— Start of Material shown —

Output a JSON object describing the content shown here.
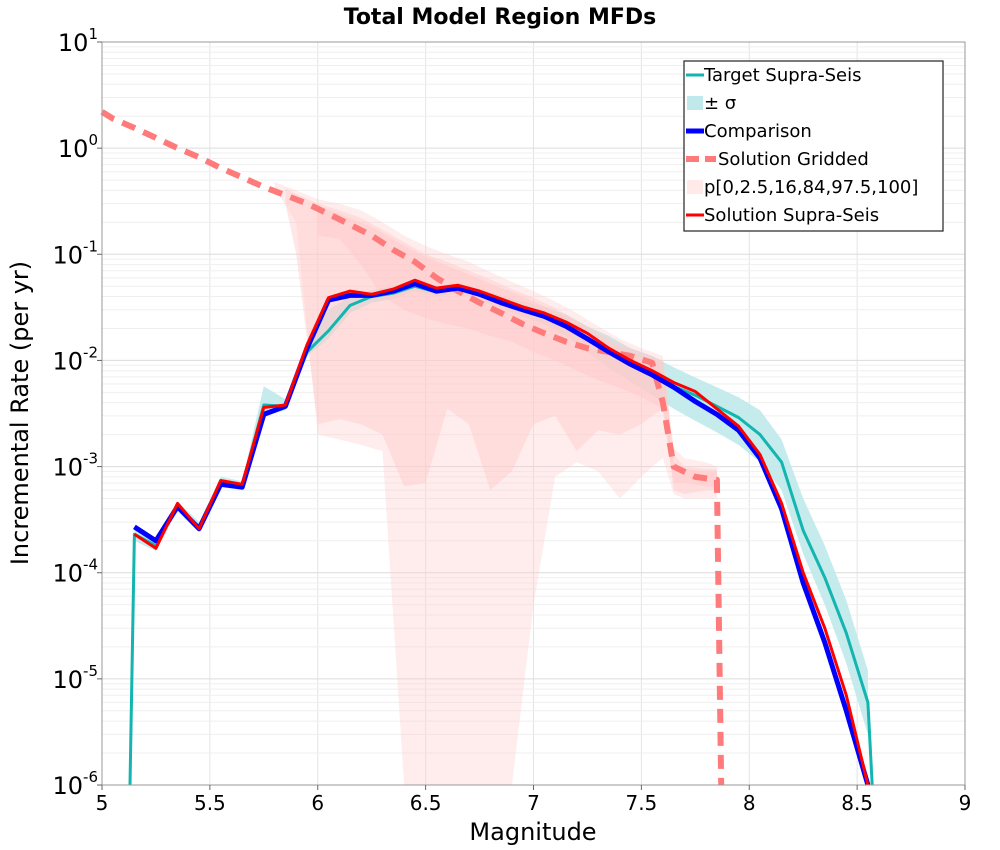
{
  "chart_data": {
    "type": "line",
    "title": "Total Model Region MFDs",
    "xlabel": "Magnitude",
    "ylabel": "Incremental Rate (per yr)",
    "xlim": [
      5,
      9
    ],
    "ylim": [
      1e-06,
      10
    ],
    "yscale": "log",
    "grid": true,
    "legend_position": "top-right",
    "x_ticks": [
      "5",
      "5.5",
      "6",
      "6.5",
      "7",
      "7.5",
      "8",
      "8.5",
      "9"
    ],
    "y_ticks": [
      {
        "value": 1e-06,
        "base": "10",
        "exp": "-6"
      },
      {
        "value": 1e-05,
        "base": "10",
        "exp": "-5"
      },
      {
        "value": 0.0001,
        "base": "10",
        "exp": "-4"
      },
      {
        "value": 0.001,
        "base": "10",
        "exp": "-3"
      },
      {
        "value": 0.01,
        "base": "10",
        "exp": "-2"
      },
      {
        "value": 0.1,
        "base": "10",
        "exp": "-1"
      },
      {
        "value": 1,
        "base": "10",
        "exp": "0"
      },
      {
        "value": 10,
        "base": "10",
        "exp": "1"
      }
    ],
    "legend": [
      {
        "label": "Target Supra-Seis",
        "style": "line",
        "color": "#12b5b0"
      },
      {
        "label": "± σ",
        "style": "patch",
        "color": "#bfe9ea"
      },
      {
        "label": "Comparison",
        "style": "thick",
        "color": "#0000ff"
      },
      {
        "label": "Solution Gridded",
        "style": "dashed",
        "color": "#ff7b7b"
      },
      {
        "label": "p[0,2.5,16,84,97.5,100]",
        "style": "patch",
        "color": "#ffe9e9"
      },
      {
        "label": "Solution Supra-Seis",
        "style": "line",
        "color": "#ff0000"
      }
    ],
    "series": [
      {
        "name": "Solution Gridded",
        "color": "#ff7b7b",
        "style": "dashed",
        "x": [
          5.0,
          5.05,
          5.15,
          5.25,
          5.35,
          5.45,
          5.55,
          5.65,
          5.75,
          5.85,
          5.95,
          6.05,
          6.15,
          6.25,
          6.35,
          6.45,
          6.55,
          6.65,
          6.75,
          6.85,
          6.95,
          7.05,
          7.15,
          7.25,
          7.35,
          7.45,
          7.55,
          7.6,
          7.65,
          7.75,
          7.85,
          7.85,
          7.87
        ],
        "y": [
          2.2,
          1.9,
          1.55,
          1.25,
          1.0,
          0.82,
          0.65,
          0.53,
          0.43,
          0.36,
          0.3,
          0.24,
          0.19,
          0.15,
          0.11,
          0.085,
          0.06,
          0.045,
          0.035,
          0.028,
          0.022,
          0.018,
          0.015,
          0.013,
          0.012,
          0.011,
          0.0095,
          0.004,
          0.001,
          0.0008,
          0.00075,
          0.00075,
          1e-06
        ]
      },
      {
        "name": "Target Supra-Seis",
        "color": "#12b5b0",
        "style": "line",
        "x": [
          5.13,
          5.15,
          5.25,
          5.35,
          5.45,
          5.55,
          5.65,
          5.75,
          5.85,
          5.95,
          6.05,
          6.15,
          6.25,
          6.35,
          6.45,
          6.55,
          6.65,
          6.75,
          6.85,
          6.95,
          7.05,
          7.15,
          7.25,
          7.35,
          7.45,
          7.55,
          7.65,
          7.75,
          7.85,
          7.95,
          8.05,
          8.15,
          8.25,
          8.35,
          8.45,
          8.55,
          8.57
        ],
        "y": [
          1e-06,
          0.00023,
          0.00018,
          0.00042,
          0.00027,
          0.00072,
          0.00066,
          0.0038,
          0.0037,
          0.012,
          0.019,
          0.033,
          0.04,
          0.043,
          0.05,
          0.044,
          0.048,
          0.042,
          0.036,
          0.031,
          0.027,
          0.022,
          0.016,
          0.012,
          0.0092,
          0.0072,
          0.0057,
          0.0047,
          0.0037,
          0.0029,
          0.002,
          0.0011,
          0.00025,
          9e-05,
          2.7e-05,
          6e-06,
          1e-06
        ]
      },
      {
        "name": "Comparison",
        "color": "#0000ff",
        "style": "thick",
        "x": [
          5.15,
          5.25,
          5.35,
          5.45,
          5.55,
          5.65,
          5.75,
          5.85,
          5.95,
          6.05,
          6.15,
          6.25,
          6.35,
          6.45,
          6.55,
          6.65,
          6.75,
          6.85,
          6.95,
          7.05,
          7.15,
          7.25,
          7.35,
          7.45,
          7.55,
          7.65,
          7.75,
          7.85,
          7.95,
          8.05,
          8.15,
          8.25,
          8.35,
          8.45,
          8.55
        ],
        "y": [
          0.00027,
          0.0002,
          0.00042,
          0.00026,
          0.00068,
          0.00064,
          0.0031,
          0.0037,
          0.013,
          0.037,
          0.041,
          0.041,
          0.045,
          0.053,
          0.045,
          0.048,
          0.042,
          0.035,
          0.03,
          0.026,
          0.021,
          0.016,
          0.012,
          0.0092,
          0.0073,
          0.0056,
          0.0041,
          0.0031,
          0.0022,
          0.0012,
          0.0004,
          8e-05,
          2.2e-05,
          5e-06,
          1e-06
        ]
      },
      {
        "name": "Solution Supra-Seis",
        "color": "#ff0000",
        "style": "line",
        "x": [
          5.15,
          5.25,
          5.35,
          5.45,
          5.55,
          5.65,
          5.75,
          5.85,
          5.95,
          6.05,
          6.15,
          6.25,
          6.35,
          6.45,
          6.55,
          6.65,
          6.75,
          6.85,
          6.95,
          7.05,
          7.15,
          7.25,
          7.35,
          7.45,
          7.55,
          7.65,
          7.75,
          7.85,
          7.95,
          8.05,
          8.15,
          8.25,
          8.35,
          8.45,
          8.55
        ],
        "y": [
          0.00023,
          0.00017,
          0.00045,
          0.00026,
          0.00074,
          0.00068,
          0.0036,
          0.0038,
          0.014,
          0.039,
          0.045,
          0.042,
          0.047,
          0.057,
          0.048,
          0.051,
          0.045,
          0.038,
          0.032,
          0.028,
          0.023,
          0.018,
          0.013,
          0.01,
          0.008,
          0.0062,
          0.0051,
          0.0035,
          0.0024,
          0.0013,
          0.00045,
          0.0001,
          3e-05,
          7e-06,
          1e-06
        ]
      }
    ],
    "bands": [
      {
        "name": "± σ",
        "color": "#bfe9ea",
        "opacity": 0.9,
        "x": [
          5.15,
          5.25,
          5.35,
          5.45,
          5.55,
          5.65,
          5.75,
          5.85,
          5.95,
          6.05,
          6.15,
          6.25,
          6.35,
          6.45,
          6.55,
          6.65,
          6.75,
          6.85,
          6.95,
          7.05,
          7.15,
          7.25,
          7.35,
          7.45,
          7.55,
          7.65,
          7.75,
          7.85,
          7.95,
          8.05,
          8.15,
          8.25,
          8.35,
          8.45,
          8.55
        ],
        "lower": [
          0.0002,
          0.00016,
          0.00038,
          0.00024,
          0.00064,
          0.0006,
          0.003,
          0.0034,
          0.011,
          0.016,
          0.028,
          0.035,
          0.038,
          0.045,
          0.04,
          0.043,
          0.037,
          0.031,
          0.026,
          0.022,
          0.017,
          0.012,
          0.0085,
          0.0063,
          0.0047,
          0.0035,
          0.0027,
          0.0021,
          0.0016,
          0.0011,
          0.0006,
          0.00015,
          5e-05,
          1.4e-05,
          3e-06
        ],
        "upper": [
          0.00026,
          0.0002,
          0.00047,
          0.0003,
          0.0008,
          0.00073,
          0.0057,
          0.0043,
          0.014,
          0.03,
          0.04,
          0.046,
          0.05,
          0.058,
          0.05,
          0.053,
          0.047,
          0.041,
          0.036,
          0.032,
          0.027,
          0.021,
          0.017,
          0.013,
          0.011,
          0.0086,
          0.0069,
          0.0056,
          0.0045,
          0.0034,
          0.0018,
          0.0005,
          0.00018,
          5.5e-05,
          1.2e-05
        ]
      },
      {
        "name": "p[0,2.5,16,84,97.5,100]",
        "color": "#ffcaca",
        "opacity": 0.35,
        "x": [
          5.8,
          5.9,
          6.0,
          6.1,
          6.2,
          6.3,
          6.4,
          6.5,
          6.6,
          6.7,
          6.8,
          6.9,
          7.0,
          7.1,
          7.2,
          7.3,
          7.4,
          7.5,
          7.55,
          7.6,
          7.65,
          7.7,
          7.8,
          7.85
        ],
        "lower": [
          0.42,
          0.2,
          0.002,
          0.0018,
          0.0016,
          0.0014,
          1e-06,
          1e-06,
          1e-06,
          1e-06,
          1e-06,
          1e-06,
          5e-05,
          0.0008,
          0.0011,
          0.0009,
          0.0005,
          0.0008,
          0.001,
          0.0012,
          0.00055,
          0.0005,
          0.0005,
          0.0005
        ],
        "upper": [
          0.48,
          0.4,
          0.33,
          0.3,
          0.26,
          0.2,
          0.15,
          0.12,
          0.1,
          0.085,
          0.068,
          0.055,
          0.045,
          0.036,
          0.028,
          0.021,
          0.016,
          0.013,
          0.012,
          0.011,
          0.0015,
          0.0012,
          0.0011,
          0.001
        ]
      },
      {
        "name": "p[0,2.5,16,84,97.5,100]",
        "color": "#ffcaca",
        "opacity": 0.45,
        "x": [
          5.85,
          5.9,
          6.0,
          6.1,
          6.2,
          6.3,
          6.4,
          6.5,
          6.6,
          6.7,
          6.8,
          6.9,
          7.0,
          7.1,
          7.2,
          7.3,
          7.4,
          7.5,
          7.55,
          7.6,
          7.65,
          7.7,
          7.8,
          7.85
        ],
        "lower": [
          0.3,
          0.1,
          0.0025,
          0.0028,
          0.0025,
          0.002,
          0.00065,
          0.0007,
          0.0035,
          0.0025,
          0.0006,
          0.0009,
          0.0025,
          0.003,
          0.0014,
          0.0022,
          0.002,
          0.0025,
          0.003,
          0.0035,
          0.0006,
          0.00055,
          0.0006,
          0.0006
        ],
        "upper": [
          0.42,
          0.37,
          0.3,
          0.26,
          0.22,
          0.17,
          0.13,
          0.1,
          0.085,
          0.07,
          0.058,
          0.047,
          0.039,
          0.031,
          0.024,
          0.018,
          0.014,
          0.012,
          0.011,
          0.01,
          0.0013,
          0.001,
          0.00095,
          0.00095
        ]
      },
      {
        "name": "p[0,2.5,16,84,97.5,100]",
        "color": "#ffcaca",
        "opacity": 0.55,
        "x": [
          6.0,
          6.1,
          6.2,
          6.3,
          6.4,
          6.5,
          6.6,
          6.7,
          6.8,
          6.9,
          7.0,
          7.1,
          7.2,
          7.3,
          7.4,
          7.5,
          7.55,
          7.6,
          7.65,
          7.7,
          7.8,
          7.85
        ],
        "lower": [
          0.15,
          0.14,
          0.08,
          0.04,
          0.03,
          0.025,
          0.022,
          0.02,
          0.017,
          0.015,
          0.012,
          0.01,
          0.008,
          0.0065,
          0.0055,
          0.0045,
          0.004,
          0.0035,
          0.0007,
          0.0007,
          0.00065,
          0.00065
        ],
        "upper": [
          0.28,
          0.24,
          0.2,
          0.16,
          0.12,
          0.095,
          0.078,
          0.065,
          0.053,
          0.044,
          0.036,
          0.029,
          0.023,
          0.017,
          0.013,
          0.011,
          0.0105,
          0.0095,
          0.0011,
          0.00095,
          0.0009,
          0.0009
        ]
      }
    ]
  }
}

— End of Material shown —

◆ Exercise goal:
Across the data, tally the lines containing "opacity" and give back the number alone.

◆ Result of the task:
4